#### GIVEN REQUEST
Pull every "some" line out of the data below.

#### INPUT
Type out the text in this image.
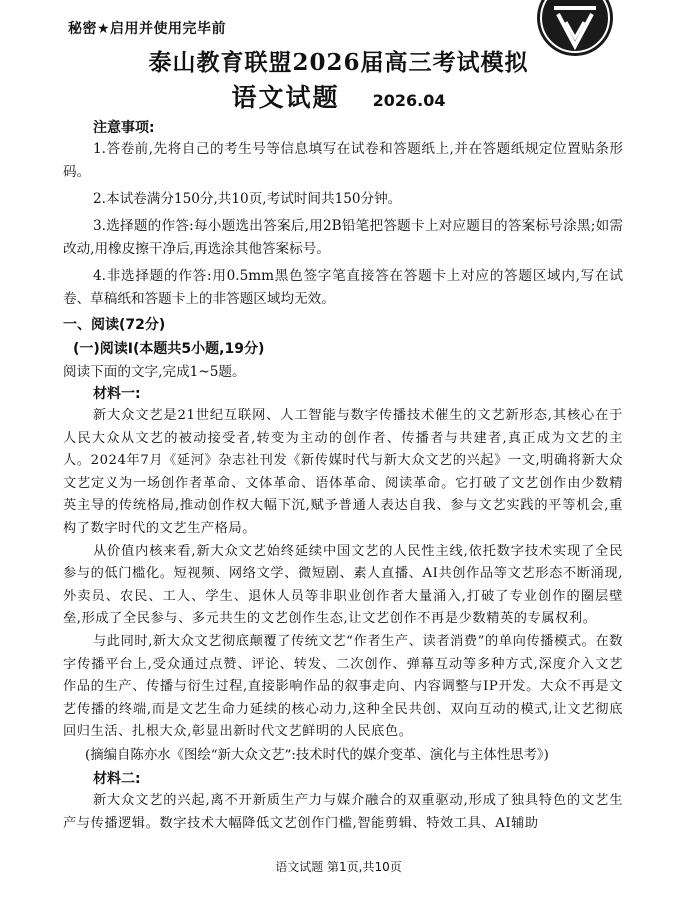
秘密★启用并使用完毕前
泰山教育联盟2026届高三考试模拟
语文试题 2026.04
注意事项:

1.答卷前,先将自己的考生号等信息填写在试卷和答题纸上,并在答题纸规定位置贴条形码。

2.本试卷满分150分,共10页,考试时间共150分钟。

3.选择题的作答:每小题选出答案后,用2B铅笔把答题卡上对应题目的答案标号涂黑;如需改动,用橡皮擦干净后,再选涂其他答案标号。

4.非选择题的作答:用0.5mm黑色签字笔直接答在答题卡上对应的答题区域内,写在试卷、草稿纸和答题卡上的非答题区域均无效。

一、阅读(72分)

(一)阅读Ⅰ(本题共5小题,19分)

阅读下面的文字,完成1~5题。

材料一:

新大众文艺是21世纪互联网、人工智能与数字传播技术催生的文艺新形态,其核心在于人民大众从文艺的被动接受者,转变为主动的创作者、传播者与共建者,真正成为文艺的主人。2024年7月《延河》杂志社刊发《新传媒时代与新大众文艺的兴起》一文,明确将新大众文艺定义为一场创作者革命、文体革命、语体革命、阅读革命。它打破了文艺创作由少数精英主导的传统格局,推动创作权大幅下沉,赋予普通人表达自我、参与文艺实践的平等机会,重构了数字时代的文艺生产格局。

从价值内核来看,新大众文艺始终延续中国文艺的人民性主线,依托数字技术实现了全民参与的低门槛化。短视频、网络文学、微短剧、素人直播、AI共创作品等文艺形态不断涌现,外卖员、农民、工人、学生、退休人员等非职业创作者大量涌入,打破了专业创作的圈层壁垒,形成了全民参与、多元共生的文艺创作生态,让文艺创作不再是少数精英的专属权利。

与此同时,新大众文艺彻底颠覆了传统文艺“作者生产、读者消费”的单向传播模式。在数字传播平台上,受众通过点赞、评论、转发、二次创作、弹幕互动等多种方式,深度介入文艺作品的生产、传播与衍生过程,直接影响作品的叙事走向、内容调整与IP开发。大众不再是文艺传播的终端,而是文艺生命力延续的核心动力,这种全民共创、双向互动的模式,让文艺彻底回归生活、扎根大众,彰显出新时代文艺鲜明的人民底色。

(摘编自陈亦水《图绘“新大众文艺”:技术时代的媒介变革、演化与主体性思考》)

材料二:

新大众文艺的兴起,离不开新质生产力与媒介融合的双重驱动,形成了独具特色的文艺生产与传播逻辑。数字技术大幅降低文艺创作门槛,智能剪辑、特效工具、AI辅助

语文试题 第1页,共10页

==

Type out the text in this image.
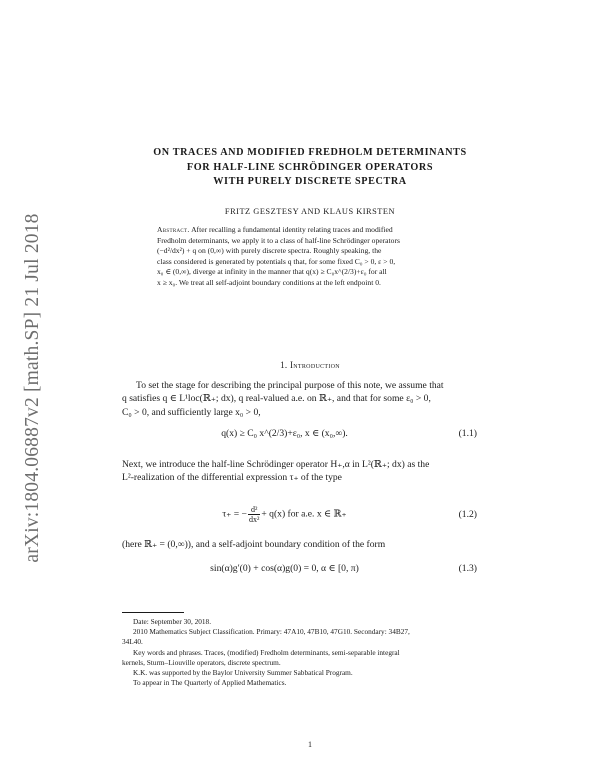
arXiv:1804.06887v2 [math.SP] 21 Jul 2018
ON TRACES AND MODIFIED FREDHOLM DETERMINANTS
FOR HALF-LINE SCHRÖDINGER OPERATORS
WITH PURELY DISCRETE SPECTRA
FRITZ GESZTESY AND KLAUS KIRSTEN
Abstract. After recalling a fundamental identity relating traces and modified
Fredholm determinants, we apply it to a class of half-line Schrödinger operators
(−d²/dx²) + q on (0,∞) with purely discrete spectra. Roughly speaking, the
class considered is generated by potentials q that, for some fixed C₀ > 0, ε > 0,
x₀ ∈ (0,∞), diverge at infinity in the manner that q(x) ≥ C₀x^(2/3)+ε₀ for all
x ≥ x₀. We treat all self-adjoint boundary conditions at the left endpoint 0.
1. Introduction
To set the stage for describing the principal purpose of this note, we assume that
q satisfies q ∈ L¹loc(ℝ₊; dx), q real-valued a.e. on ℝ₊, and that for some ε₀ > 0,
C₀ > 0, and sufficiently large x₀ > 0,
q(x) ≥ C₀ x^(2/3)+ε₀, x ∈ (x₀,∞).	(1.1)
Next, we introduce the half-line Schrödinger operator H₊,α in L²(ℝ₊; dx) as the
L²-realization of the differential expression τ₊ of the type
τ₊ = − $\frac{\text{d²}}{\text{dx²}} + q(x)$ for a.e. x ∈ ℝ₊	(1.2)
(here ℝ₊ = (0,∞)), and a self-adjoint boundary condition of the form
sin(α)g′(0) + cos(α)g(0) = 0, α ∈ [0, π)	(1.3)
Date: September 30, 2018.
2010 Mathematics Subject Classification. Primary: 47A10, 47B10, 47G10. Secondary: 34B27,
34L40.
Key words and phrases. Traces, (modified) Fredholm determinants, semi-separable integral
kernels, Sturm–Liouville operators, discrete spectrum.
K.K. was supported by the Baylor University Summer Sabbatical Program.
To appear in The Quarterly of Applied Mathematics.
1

#### CORRECT RESPONSE
class considered is generated by potentials q that, for some fixed C₀ > 0, ε > 0,
q satisfies q ∈ L¹loc(ℝ₊; dx), q real-valued a.e. on ℝ₊, and that for some ε₀ > 0,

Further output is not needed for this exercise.